— BEGIN Data to process —

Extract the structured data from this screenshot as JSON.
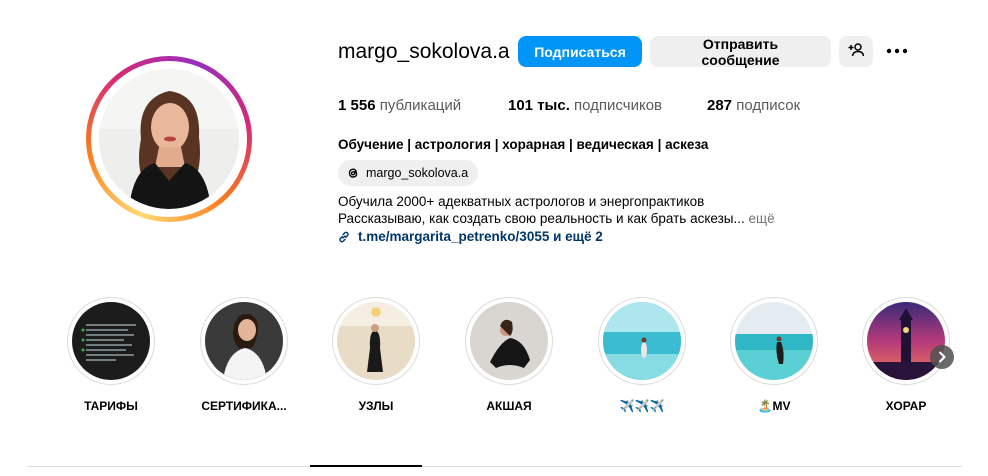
{
  "profile": {
    "username": "margo_sokolova.a",
    "follow_label": "Подписаться",
    "message_label": "Отправить сообщение",
    "stats": {
      "posts_count": "1 556",
      "posts_label": "публикаций",
      "followers_count": "101 тыс.",
      "followers_label": "подписчиков",
      "following_count": "287",
      "following_label": "подписок"
    },
    "bio_title": "Обучение | астрология | хорарная | ведическая | аскеза",
    "threads_handle": "margo_sokolova.a",
    "bio_line1": "Обучила 2000+ адекватных астрологов и энергопрактиков",
    "bio_line2": "Рассказываю, как создать свою реальность и как брать аскезы...",
    "more_label": "ещё",
    "link_text": "t.me/margarita_petrenko/3055 и ещё 2"
  },
  "highlights": [
    {
      "label": "ТАРИФЫ"
    },
    {
      "label": "СЕРТИФИКА..."
    },
    {
      "label": "УЗЛЫ"
    },
    {
      "label": "АКШАЯ"
    },
    {
      "label": "✈️✈️✈️"
    },
    {
      "label": "🏝️MV"
    },
    {
      "label": "ХОРАР"
    }
  ],
  "colors": {
    "accent": "#0095f6",
    "link": "#00376b",
    "secondary_button": "#efefef"
  }
}
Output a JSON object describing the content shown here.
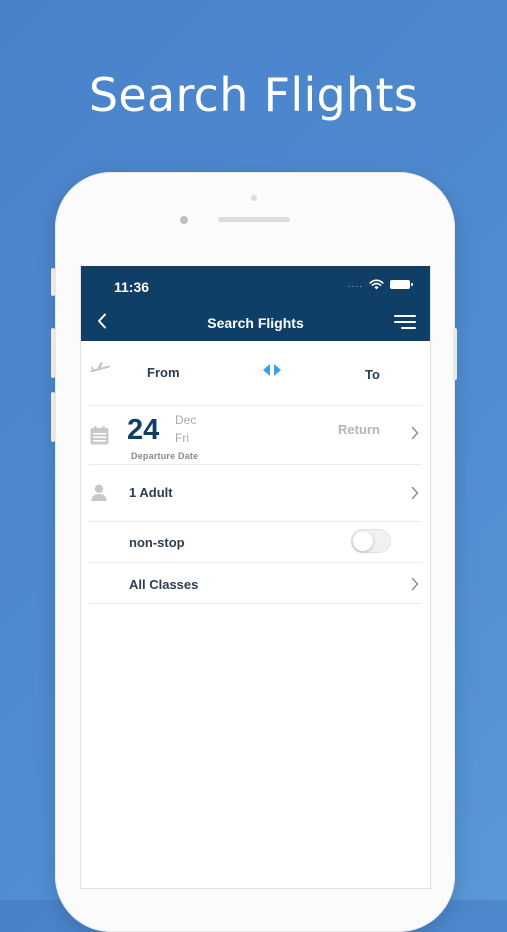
{
  "promo": {
    "title": "Search Flights"
  },
  "status_bar": {
    "time": "11:36",
    "signal": "...."
  },
  "nav": {
    "title": "Search Flights",
    "back_icon": "chevron-left-icon",
    "menu_icon": "hamburger-menu-icon"
  },
  "route": {
    "from_label": "From",
    "to_label": "To",
    "plane_icon": "plane-icon",
    "swap_icon": "swap-arrows-icon"
  },
  "date": {
    "day": "24",
    "month": "Dec",
    "weekday": "Fri",
    "caption": "Departure Date",
    "return_label": "Return"
  },
  "passengers": {
    "label": "1 Adult"
  },
  "nonstop": {
    "label": "non-stop",
    "enabled": false
  },
  "cabin": {
    "label": "All Classes"
  },
  "colors": {
    "background": "#4f8cd0",
    "navbar": "#0f3f66",
    "accent": "#3ea0e6",
    "date_number": "#0f3f66"
  }
}
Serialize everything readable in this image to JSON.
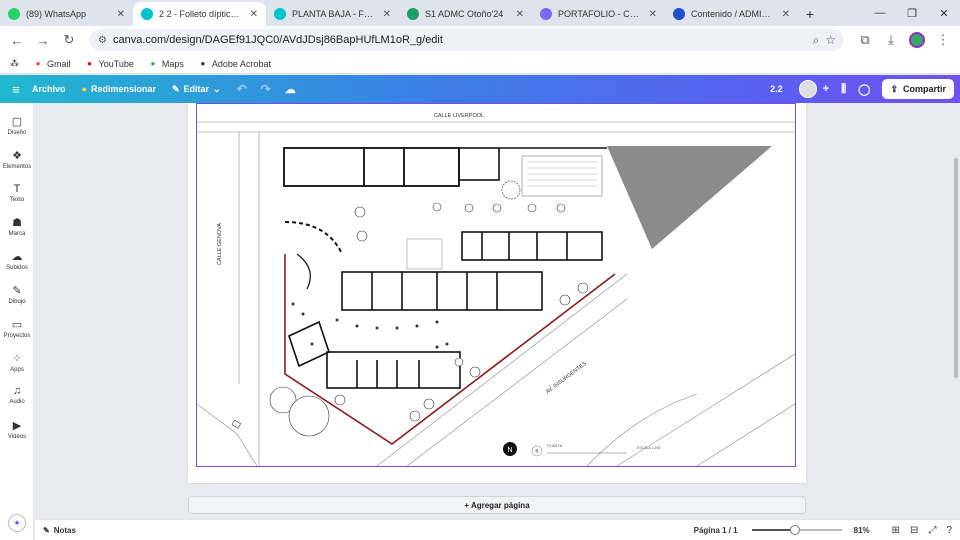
{
  "tabs": [
    {
      "title": "(89) WhatsApp",
      "fav_color": "#25d366",
      "active": false
    },
    {
      "title": "2 2 - Folleto díptico (43,1 x",
      "fav_color": "#00c4cc",
      "active": true
    },
    {
      "title": "PLANTA BAJA - Folleto díp",
      "fav_color": "#00c4cc",
      "active": false
    },
    {
      "title": "S1 ADMC Otoño'24",
      "fav_color": "#1aa260",
      "active": false
    },
    {
      "title": "PORTAFOLIO - Carta forma",
      "fav_color": "#7b68ee",
      "active": false
    },
    {
      "title": "Contenido / ADMINISTRAC",
      "fav_color": "#1f4fd1",
      "active": false
    }
  ],
  "url": "canva.com/design/DAGEf91JQC0/AVdJDsj86BapHUfLM1oR_g/edit",
  "bookmarks": [
    {
      "label": "Gmail",
      "color": "#ea4335"
    },
    {
      "label": "YouTube",
      "color": "#ff0000"
    },
    {
      "label": "Maps",
      "color": "#34a853"
    },
    {
      "label": "Adobe Acrobat",
      "color": "#333333"
    }
  ],
  "header": {
    "archivo": "Archivo",
    "redimensionar": "Redimensionar",
    "editar": "Editar",
    "doc_title": "2.2",
    "share": "Compartir"
  },
  "rail": [
    {
      "label": "Diseño",
      "icon": "▢"
    },
    {
      "label": "Elementos",
      "icon": "❖"
    },
    {
      "label": "Texto",
      "icon": "T"
    },
    {
      "label": "Marca",
      "icon": "☗"
    },
    {
      "label": "Subidos",
      "icon": "☁"
    },
    {
      "label": "Dibujo",
      "icon": "✎"
    },
    {
      "label": "Proyectos",
      "icon": "▭"
    },
    {
      "label": "Apps",
      "icon": "⁘"
    },
    {
      "label": "Audio",
      "icon": "♫"
    },
    {
      "label": "Videos",
      "icon": "▶"
    }
  ],
  "plan": {
    "street_top": "CALLE LIVERPOOL",
    "street_left": "CALLE GENOVA",
    "street_diag": "AV. INSURGENTES",
    "legend_letter": "B",
    "legend_title": "PLANTA",
    "legend_scale": "ESCALA 1:200",
    "north": "N"
  },
  "add_page": "+ Agregar página",
  "footer": {
    "notes": "Notas",
    "page": "Página 1 / 1",
    "zoom_label": "81%",
    "zoom_percent": 81
  }
}
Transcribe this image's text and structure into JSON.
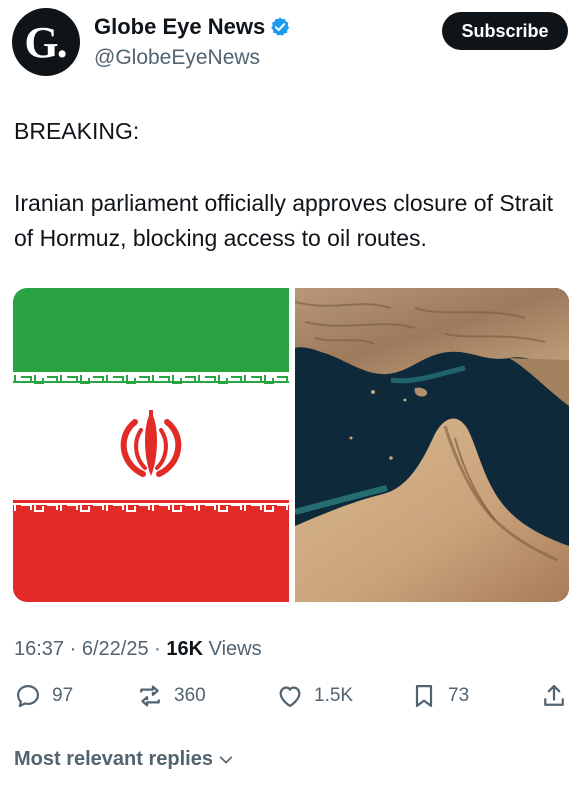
{
  "account": {
    "avatar_letter": "G",
    "name": "Globe Eye News",
    "handle": "@GlobeEyeNews",
    "verified_color": "#1d9bf0",
    "subscribe_label": "Subscribe"
  },
  "post": {
    "heading": "BREAKING:",
    "text": "Iranian parliament officially approves closure of Strait of Hormuz, blocking access to oil routes.",
    "time": "16:37",
    "date": "6/22/25",
    "views_count": "16K",
    "views_label": "Views"
  },
  "media": {
    "left_icon": "iran-flag-image",
    "right_icon": "strait-of-hormuz-satellite-image"
  },
  "actions": {
    "replies": "97",
    "reposts": "360",
    "likes": "1.5K",
    "bookmarks": "73"
  },
  "footer": {
    "replies_sort_label": "Most relevant replies"
  },
  "colors": {
    "text": "#0f1419",
    "muted": "#536471",
    "flag_green": "#2aa442",
    "flag_red": "#e22a26"
  }
}
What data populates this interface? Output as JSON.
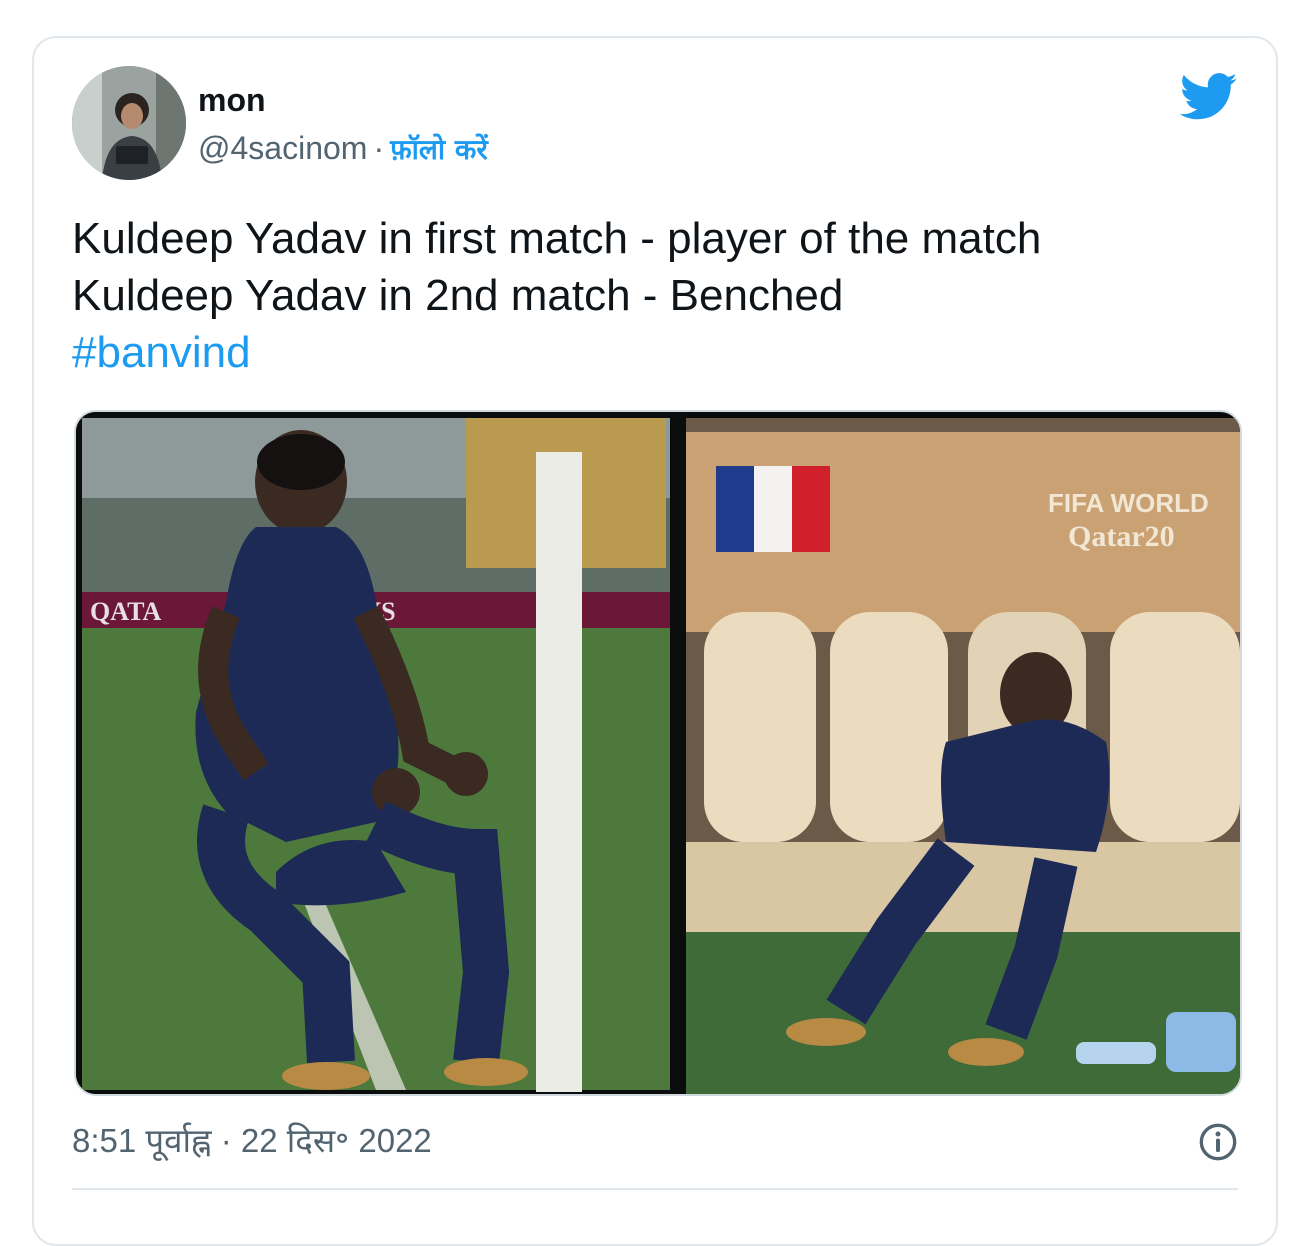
{
  "tweet": {
    "author_name": "mon",
    "author_handle": "@4sacinom",
    "separator": "·",
    "follow_label": "फ़ॉलो करें",
    "text_lines": [
      "Kuldeep Yadav in first match - player of the match",
      "Kuldeep Yadav in 2nd match - Benched"
    ],
    "hashtag": "#banvind",
    "timestamp": "8:51 पूर्वाह्न · 22 दिस॰ 2022",
    "icons": {
      "brand": "twitter-bird-icon",
      "info": "info-icon"
    },
    "media": {
      "right_panel_banner_line1": "FIFA WORLD",
      "right_panel_banner_line2": "Qatar20",
      "left_panel_board_text": "QATA",
      "left_panel_board_text2": "AYS"
    }
  },
  "colors": {
    "link_blue": "#1d9bf0",
    "text_primary": "#0f1419",
    "text_secondary": "#536471",
    "border": "#e1e8ed"
  }
}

— END Data to process —

_Instructions for the task:_ Quote the data exactly, leaving every image out of the copy.

_Exercise solution:_
Extract the structured data from this screenshot as JSON.
{
  "profile": {
    "username": "margo_sokolova.a",
    "follow_label": "Подписаться",
    "message_label": "Отправить сообщение",
    "stats": {
      "posts_count": "1 556",
      "posts_label": "публикаций",
      "followers_count": "101 тыс.",
      "followers_label": "подписчиков",
      "following_count": "287",
      "following_label": "подписок"
    },
    "bio_title": "Обучение | астрология | хорарная | ведическая | аскеза",
    "threads_handle": "margo_sokolova.a",
    "bio_line1": "Обучила 2000+ адекватных астрологов и энергопрактиков",
    "bio_line2": "Рассказываю, как создать свою реальность и как брать аскезы...",
    "more_label": "ещё",
    "link_text": "t.me/margarita_petrenko/3055 и ещё 2"
  },
  "highlights": [
    {
      "label": "ТАРИФЫ"
    },
    {
      "label": "СЕРТИФИКА..."
    },
    {
      "label": "УЗЛЫ"
    },
    {
      "label": "АКШАЯ"
    },
    {
      "label": "✈️✈️✈️"
    },
    {
      "label": "🏝️MV"
    },
    {
      "label": "ХОРАР"
    }
  ],
  "colors": {
    "accent": "#0095f6",
    "link": "#00376b",
    "secondary_button": "#efefef"
  }
}
Output a JSON object describing the content shown here.
{
  "promo": {
    "title": "Search Flights"
  },
  "status_bar": {
    "time": "11:36",
    "signal": "...."
  },
  "nav": {
    "title": "Search Flights",
    "back_icon": "chevron-left-icon",
    "menu_icon": "hamburger-menu-icon"
  },
  "route": {
    "from_label": "From",
    "to_label": "To",
    "plane_icon": "plane-icon",
    "swap_icon": "swap-arrows-icon"
  },
  "date": {
    "day": "24",
    "month": "Dec",
    "weekday": "Fri",
    "caption": "Departure Date",
    "return_label": "Return"
  },
  "passengers": {
    "label": "1 Adult"
  },
  "nonstop": {
    "label": "non-stop",
    "enabled": false
  },
  "cabin": {
    "label": "All Classes"
  },
  "colors": {
    "background": "#4f8cd0",
    "navbar": "#0f3f66",
    "accent": "#3ea0e6",
    "date_number": "#0f3f66"
  }
}
Serialize everything readable in this image to JSON.
{
  "tabs": [
    {
      "title": "(89) WhatsApp",
      "fav_color": "#25d366",
      "active": false
    },
    {
      "title": "2 2 - Folleto díptico (43,1 x",
      "fav_color": "#00c4cc",
      "active": true
    },
    {
      "title": "PLANTA BAJA - Folleto díp",
      "fav_color": "#00c4cc",
      "active": false
    },
    {
      "title": "S1 ADMC Otoño'24",
      "fav_color": "#1aa260",
      "active": false
    },
    {
      "title": "PORTAFOLIO - Carta forma",
      "fav_color": "#7b68ee",
      "active": false
    },
    {
      "title": "Contenido / ADMINISTRAC",
      "fav_color": "#1f4fd1",
      "active": false
    }
  ],
  "url": "canva.com/design/DAGEf91JQC0/AVdJDsj86BapHUfLM1oR_g/edit",
  "bookmarks": [
    {
      "label": "Gmail",
      "color": "#ea4335"
    },
    {
      "label": "YouTube",
      "color": "#ff0000"
    },
    {
      "label": "Maps",
      "color": "#34a853"
    },
    {
      "label": "Adobe Acrobat",
      "color": "#333333"
    }
  ],
  "header": {
    "archivo": "Archivo",
    "redimensionar": "Redimensionar",
    "editar": "Editar",
    "doc_title": "2.2",
    "share": "Compartir"
  },
  "rail": [
    {
      "label": "Diseño",
      "icon": "▢"
    },
    {
      "label": "Elementos",
      "icon": "❖"
    },
    {
      "label": "Texto",
      "icon": "T"
    },
    {
      "label": "Marca",
      "icon": "☗"
    },
    {
      "label": "Subidos",
      "icon": "☁"
    },
    {
      "label": "Dibujo",
      "icon": "✎"
    },
    {
      "label": "Proyectos",
      "icon": "▭"
    },
    {
      "label": "Apps",
      "icon": "⁘"
    },
    {
      "label": "Audio",
      "icon": "♫"
    },
    {
      "label": "Videos",
      "icon": "▶"
    }
  ],
  "plan": {
    "street_top": "CALLE LIVERPOOL",
    "street_left": "CALLE GENOVA",
    "street_diag": "AV. INSURGENTES",
    "legend_letter": "B",
    "legend_title": "PLANTA",
    "legend_scale": "ESCALA 1:200",
    "north": "N"
  },
  "add_page": "+ Agregar página",
  "footer": {
    "notes": "Notas",
    "page": "Página 1 / 1",
    "zoom_label": "81%",
    "zoom_percent": 81
  }
}
Transcribe this image's text and structure into JSON.
{
  "account": {
    "avatar_letter": "G",
    "name": "Globe Eye News",
    "handle": "@GlobeEyeNews",
    "verified_color": "#1d9bf0",
    "subscribe_label": "Subscribe"
  },
  "post": {
    "heading": "BREAKING:",
    "text": "Iranian parliament officially approves closure of Strait of Hormuz, blocking access to oil routes.",
    "time": "16:37",
    "date": "6/22/25",
    "views_count": "16K",
    "views_label": "Views"
  },
  "media": {
    "left_icon": "iran-flag-image",
    "right_icon": "strait-of-hormuz-satellite-image"
  },
  "actions": {
    "replies": "97",
    "reposts": "360",
    "likes": "1.5K",
    "bookmarks": "73"
  },
  "footer": {
    "replies_sort_label": "Most relevant replies"
  },
  "colors": {
    "text": "#0f1419",
    "muted": "#536471",
    "flag_green": "#2aa442",
    "flag_red": "#e22a26"
  }
}
What data populates this interface? Output as JSON.
{
  "tweet": {
    "author_name": "mon",
    "author_handle": "@4sacinom",
    "separator": "·",
    "follow_label": "फ़ॉलो करें",
    "text_lines": [
      "Kuldeep Yadav in first match - player of the match",
      "Kuldeep Yadav in 2nd match - Benched"
    ],
    "hashtag": "#banvind",
    "timestamp": "8:51 पूर्वाह्न · 22 दिस॰ 2022",
    "icons": {
      "brand": "twitter-bird-icon",
      "info": "info-icon"
    },
    "media": {
      "right_panel_banner_line1": "FIFA WORLD",
      "right_panel_banner_line2": "Qatar20",
      "left_panel_board_text": "QATA",
      "left_panel_board_text2": "AYS"
    }
  },
  "colors": {
    "link_blue": "#1d9bf0",
    "text_primary": "#0f1419",
    "text_secondary": "#536471",
    "border": "#e1e8ed"
  }
}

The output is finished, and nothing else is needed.